▶ _CONSIGNA_
¿Puedes copiar el fragmento del texto sobre la estancia en Malta que empieza con "Al haber tenido" y sigue hasta "estoy muy agradecido.", cambiando "catacumbas" por "murallas"?

▶ _TEXTO_
Parece que fue ayer el día que estaba en el aeropuerto facturando la maleta y emprendiendo rumbo a Malta, pero en verdad ya han pasado los 3 meses. Una estancia que parecía larga se me ha pasado muy deprisa.
El día 25 terminé las prácticas en la compañía Supreme Cruises. Durante el día y al salir de trabajar me despedí de mis compañeros y compañeras de trabajo y regresé al apartamento. Durante estos últimos días he aprovechado para salir, ya que hacía buen tiempo, y para comprar recuerdos y regalos a familiares y amigos.
Al haber tenido unos días libres desde el día que terminé las prácticas hasta el día de regreso, he aprovechado con los de mi grupo para visitar algunos sitios que teníamos pendientes en la isla de Malta, como por ejemplo unas catacumbas en Rabat. También, al aproximarse la fecha de regreso, ha tocado empezar a organizar maletas y a recoger el apartamento.
Durante estos tres meses que he estado en Malta he aprendido muchas cosas. He puesto en práctica mi inglés y también el francés, cosa con la que no contaba; he conocido y he trabajado con gente de distintos países, he aprendido mucho, y sobre todo, he tenido mucha suerte de que los y las compañeras con las que viajaba desde Bilbao han sido muy majos y he disfrutado mucho con ellos.
Es una pena que esta experiencia tenga que llegar a su fin, pero me quedo con lo positivo de esta experiencia, por la cual estoy muy agradecido.

[Datos de segmentación de la página]
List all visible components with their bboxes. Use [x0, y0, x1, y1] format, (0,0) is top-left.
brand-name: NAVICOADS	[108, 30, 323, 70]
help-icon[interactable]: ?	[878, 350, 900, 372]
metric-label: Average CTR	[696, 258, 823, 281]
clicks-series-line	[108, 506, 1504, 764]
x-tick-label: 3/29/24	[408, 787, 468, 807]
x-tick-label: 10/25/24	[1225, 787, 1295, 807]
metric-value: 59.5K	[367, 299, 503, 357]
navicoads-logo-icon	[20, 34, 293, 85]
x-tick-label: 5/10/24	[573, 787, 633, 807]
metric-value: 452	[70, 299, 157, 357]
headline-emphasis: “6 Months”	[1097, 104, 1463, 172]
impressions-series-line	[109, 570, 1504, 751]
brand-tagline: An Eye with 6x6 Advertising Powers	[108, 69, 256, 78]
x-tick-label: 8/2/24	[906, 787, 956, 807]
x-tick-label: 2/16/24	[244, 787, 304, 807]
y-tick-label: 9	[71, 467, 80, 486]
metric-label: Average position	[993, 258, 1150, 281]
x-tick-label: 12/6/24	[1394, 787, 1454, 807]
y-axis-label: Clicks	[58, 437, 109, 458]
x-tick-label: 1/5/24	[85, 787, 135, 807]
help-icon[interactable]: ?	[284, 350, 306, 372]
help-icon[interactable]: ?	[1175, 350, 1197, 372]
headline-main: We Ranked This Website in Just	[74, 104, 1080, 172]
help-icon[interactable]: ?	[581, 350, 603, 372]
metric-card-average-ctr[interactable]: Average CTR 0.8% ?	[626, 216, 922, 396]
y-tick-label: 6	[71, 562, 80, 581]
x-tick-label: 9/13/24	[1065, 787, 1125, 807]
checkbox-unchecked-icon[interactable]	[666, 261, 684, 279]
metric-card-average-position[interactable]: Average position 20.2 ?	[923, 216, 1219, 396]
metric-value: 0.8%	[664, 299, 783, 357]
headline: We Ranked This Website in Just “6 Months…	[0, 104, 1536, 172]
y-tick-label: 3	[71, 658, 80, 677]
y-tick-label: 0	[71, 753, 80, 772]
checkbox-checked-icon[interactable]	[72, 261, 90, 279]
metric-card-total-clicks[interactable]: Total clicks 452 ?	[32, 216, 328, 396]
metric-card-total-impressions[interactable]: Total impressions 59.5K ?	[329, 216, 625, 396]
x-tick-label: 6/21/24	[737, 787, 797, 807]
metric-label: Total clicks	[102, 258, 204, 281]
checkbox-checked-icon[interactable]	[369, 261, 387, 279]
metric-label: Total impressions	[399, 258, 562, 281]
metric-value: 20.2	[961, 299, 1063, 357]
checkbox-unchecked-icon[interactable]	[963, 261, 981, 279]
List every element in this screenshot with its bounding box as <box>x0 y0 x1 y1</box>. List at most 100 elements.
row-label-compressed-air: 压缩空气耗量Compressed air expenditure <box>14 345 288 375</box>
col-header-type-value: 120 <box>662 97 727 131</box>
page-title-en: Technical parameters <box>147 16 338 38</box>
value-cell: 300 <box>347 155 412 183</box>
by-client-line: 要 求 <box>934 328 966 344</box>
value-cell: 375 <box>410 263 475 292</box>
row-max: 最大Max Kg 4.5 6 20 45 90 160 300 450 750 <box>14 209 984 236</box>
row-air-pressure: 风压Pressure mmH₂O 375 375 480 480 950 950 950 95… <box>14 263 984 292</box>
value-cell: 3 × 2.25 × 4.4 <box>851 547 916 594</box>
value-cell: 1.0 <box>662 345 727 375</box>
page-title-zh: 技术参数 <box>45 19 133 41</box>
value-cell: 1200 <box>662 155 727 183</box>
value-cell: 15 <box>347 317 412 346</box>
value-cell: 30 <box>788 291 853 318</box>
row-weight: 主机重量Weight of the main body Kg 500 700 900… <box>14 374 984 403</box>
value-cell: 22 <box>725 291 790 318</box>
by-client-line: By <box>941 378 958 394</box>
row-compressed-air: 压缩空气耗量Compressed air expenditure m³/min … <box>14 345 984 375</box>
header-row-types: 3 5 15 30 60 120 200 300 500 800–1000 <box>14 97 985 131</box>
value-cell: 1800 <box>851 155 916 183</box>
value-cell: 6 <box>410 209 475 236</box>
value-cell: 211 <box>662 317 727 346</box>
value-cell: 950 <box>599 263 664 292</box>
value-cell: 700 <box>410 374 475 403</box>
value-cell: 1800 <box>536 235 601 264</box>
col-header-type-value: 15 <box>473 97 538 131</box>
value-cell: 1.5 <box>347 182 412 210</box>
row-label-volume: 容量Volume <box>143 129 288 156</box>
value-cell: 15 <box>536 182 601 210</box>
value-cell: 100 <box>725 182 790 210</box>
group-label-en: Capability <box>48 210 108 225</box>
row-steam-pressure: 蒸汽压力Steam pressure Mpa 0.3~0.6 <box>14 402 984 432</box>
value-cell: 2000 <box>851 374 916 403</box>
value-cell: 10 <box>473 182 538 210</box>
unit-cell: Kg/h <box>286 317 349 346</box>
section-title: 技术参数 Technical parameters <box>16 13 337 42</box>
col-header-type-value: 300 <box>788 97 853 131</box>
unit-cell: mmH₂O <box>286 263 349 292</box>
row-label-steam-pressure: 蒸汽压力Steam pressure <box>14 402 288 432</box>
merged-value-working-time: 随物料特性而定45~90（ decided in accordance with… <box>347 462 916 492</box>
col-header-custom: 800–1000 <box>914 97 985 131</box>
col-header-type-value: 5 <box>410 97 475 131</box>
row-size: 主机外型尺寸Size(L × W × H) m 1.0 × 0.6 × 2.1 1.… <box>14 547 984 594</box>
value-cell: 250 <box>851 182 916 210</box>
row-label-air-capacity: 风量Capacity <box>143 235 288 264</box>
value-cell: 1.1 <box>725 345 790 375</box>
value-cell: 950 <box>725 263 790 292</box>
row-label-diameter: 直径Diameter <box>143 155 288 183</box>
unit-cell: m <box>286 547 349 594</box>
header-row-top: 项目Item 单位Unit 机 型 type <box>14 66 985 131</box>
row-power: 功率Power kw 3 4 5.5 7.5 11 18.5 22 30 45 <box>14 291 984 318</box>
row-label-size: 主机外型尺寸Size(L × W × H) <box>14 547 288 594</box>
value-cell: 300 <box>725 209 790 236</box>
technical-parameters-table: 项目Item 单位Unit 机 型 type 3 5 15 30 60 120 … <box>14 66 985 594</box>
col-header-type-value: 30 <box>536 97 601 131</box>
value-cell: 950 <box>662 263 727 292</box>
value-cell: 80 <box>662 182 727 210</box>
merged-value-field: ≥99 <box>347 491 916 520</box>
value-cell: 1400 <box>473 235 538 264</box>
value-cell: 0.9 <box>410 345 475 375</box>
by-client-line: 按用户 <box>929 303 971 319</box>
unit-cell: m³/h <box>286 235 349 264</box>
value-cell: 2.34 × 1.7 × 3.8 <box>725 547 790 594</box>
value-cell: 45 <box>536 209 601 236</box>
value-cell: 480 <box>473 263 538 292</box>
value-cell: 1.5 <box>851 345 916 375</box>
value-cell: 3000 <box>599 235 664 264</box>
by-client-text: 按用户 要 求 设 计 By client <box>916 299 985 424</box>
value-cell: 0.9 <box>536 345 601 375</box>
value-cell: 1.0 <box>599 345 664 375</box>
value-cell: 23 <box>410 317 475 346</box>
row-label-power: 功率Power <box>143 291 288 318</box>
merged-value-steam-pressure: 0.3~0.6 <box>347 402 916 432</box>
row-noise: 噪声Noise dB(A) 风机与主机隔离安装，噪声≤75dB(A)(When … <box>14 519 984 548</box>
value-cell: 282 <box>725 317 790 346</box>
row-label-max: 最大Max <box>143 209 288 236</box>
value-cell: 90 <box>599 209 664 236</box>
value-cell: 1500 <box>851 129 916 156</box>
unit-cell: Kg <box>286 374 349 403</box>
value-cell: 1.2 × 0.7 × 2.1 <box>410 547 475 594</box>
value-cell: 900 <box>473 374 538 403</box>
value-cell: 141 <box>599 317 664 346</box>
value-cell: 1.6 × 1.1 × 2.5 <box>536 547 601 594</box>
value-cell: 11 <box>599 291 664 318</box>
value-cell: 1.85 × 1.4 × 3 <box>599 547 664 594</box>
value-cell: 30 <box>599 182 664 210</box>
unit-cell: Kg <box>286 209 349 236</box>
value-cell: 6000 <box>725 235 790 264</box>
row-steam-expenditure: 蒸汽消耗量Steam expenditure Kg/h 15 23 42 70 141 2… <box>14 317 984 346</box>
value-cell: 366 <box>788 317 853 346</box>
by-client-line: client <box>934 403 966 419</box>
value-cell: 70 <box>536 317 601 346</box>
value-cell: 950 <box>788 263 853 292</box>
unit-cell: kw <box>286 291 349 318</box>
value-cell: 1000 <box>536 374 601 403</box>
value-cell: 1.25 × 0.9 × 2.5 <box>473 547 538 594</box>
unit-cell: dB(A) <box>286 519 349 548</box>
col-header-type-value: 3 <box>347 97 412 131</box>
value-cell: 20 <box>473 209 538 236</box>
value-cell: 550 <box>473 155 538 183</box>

▶ _RESPUESTA_
Al haber tenido unos días libres desde el día que terminé las prácticas hasta el día de regreso, he aprovechado con los de mi grupo para visitar algunos sitios que teníamos pendientes en la isla de Malta, como por ejemplo unas murallas en Rabat. También, al aproximarse la fecha de regreso, ha tocado empezar a organizar maletas y a recoger el apartamento.
Durante estos tres meses que he estado en Malta he aprendido muchas cosas. He puesto en práctica mi inglés y también el francés, cosa con la que no contaba; he conocido y he trabajado con gente de distintos países, he aprendido mucho, y sobre todo, he tenido mucha suerte de que los y las compañeras con las que viajaba desde Bilbao han sido muy majos y he disfrutado mucho con ellos.
Es una pena que esta experiencia tenga que llegar a su fin, pero me quedo con lo positivo de esta experiencia, por la cual estoy muy agradecido.